[start of Data provided]

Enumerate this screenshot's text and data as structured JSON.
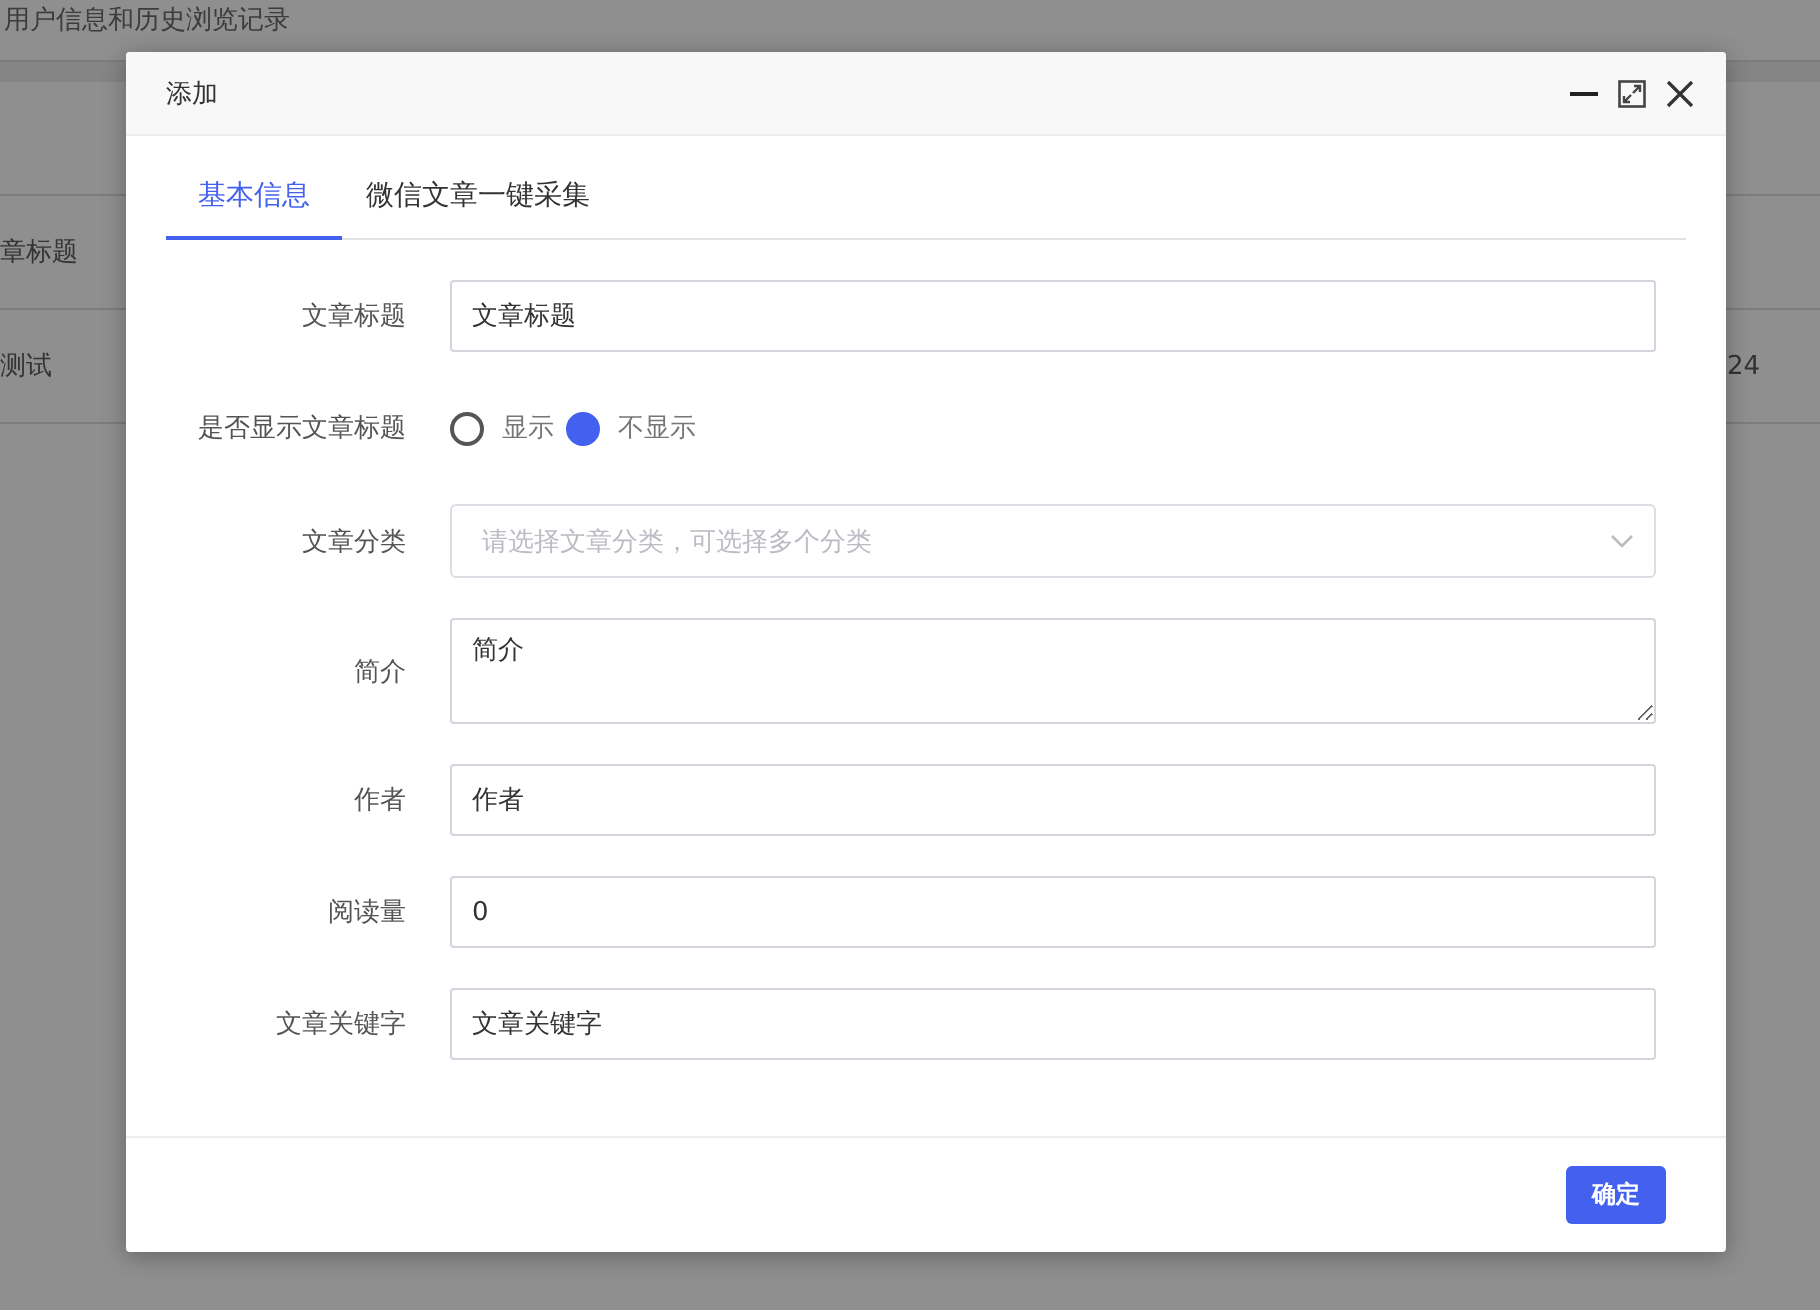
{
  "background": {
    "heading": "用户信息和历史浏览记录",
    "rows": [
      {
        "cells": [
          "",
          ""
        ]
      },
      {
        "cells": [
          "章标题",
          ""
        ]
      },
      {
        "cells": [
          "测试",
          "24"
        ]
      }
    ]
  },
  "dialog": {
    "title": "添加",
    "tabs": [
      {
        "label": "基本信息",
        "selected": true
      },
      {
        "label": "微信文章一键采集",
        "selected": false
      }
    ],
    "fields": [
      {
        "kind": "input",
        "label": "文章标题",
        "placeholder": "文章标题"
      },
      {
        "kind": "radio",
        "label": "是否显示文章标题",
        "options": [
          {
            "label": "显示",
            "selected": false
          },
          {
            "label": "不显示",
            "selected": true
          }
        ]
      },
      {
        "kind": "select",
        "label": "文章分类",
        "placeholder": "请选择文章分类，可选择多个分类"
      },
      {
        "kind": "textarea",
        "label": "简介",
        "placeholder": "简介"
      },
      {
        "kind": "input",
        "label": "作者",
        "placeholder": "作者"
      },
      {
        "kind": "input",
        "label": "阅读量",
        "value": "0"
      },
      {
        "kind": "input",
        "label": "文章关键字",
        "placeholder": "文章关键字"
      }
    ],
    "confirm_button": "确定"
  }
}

[end of Data provided]
[start of Data provided]

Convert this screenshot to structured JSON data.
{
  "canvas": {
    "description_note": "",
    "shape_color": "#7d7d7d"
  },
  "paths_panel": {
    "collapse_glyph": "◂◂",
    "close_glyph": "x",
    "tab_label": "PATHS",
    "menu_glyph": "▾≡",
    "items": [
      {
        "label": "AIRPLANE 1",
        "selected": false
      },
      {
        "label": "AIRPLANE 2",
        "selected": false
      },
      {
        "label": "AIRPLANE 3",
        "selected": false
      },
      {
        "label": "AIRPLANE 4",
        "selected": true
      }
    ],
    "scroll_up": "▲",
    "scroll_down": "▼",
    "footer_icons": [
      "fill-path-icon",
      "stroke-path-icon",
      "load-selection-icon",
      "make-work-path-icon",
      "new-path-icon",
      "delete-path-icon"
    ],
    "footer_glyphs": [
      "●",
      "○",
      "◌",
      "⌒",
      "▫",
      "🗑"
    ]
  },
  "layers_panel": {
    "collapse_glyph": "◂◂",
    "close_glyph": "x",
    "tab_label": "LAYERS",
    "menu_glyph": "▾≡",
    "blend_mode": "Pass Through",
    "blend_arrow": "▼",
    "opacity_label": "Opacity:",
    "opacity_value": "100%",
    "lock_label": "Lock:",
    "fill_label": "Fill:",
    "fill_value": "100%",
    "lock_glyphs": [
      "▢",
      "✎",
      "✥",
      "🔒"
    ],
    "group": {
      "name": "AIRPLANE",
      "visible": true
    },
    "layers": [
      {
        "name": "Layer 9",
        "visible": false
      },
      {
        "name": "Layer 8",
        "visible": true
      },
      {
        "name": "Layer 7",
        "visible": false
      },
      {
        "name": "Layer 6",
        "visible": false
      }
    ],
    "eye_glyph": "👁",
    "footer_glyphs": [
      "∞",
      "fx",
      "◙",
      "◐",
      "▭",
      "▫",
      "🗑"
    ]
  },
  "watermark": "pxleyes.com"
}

[end of Data provided]

● What to produce:
Pull every line holding "structured" out of the records.

● Correct response:
Enumerate this screenshot's text and data as structured JSON.
Convert this screenshot to structured JSON data.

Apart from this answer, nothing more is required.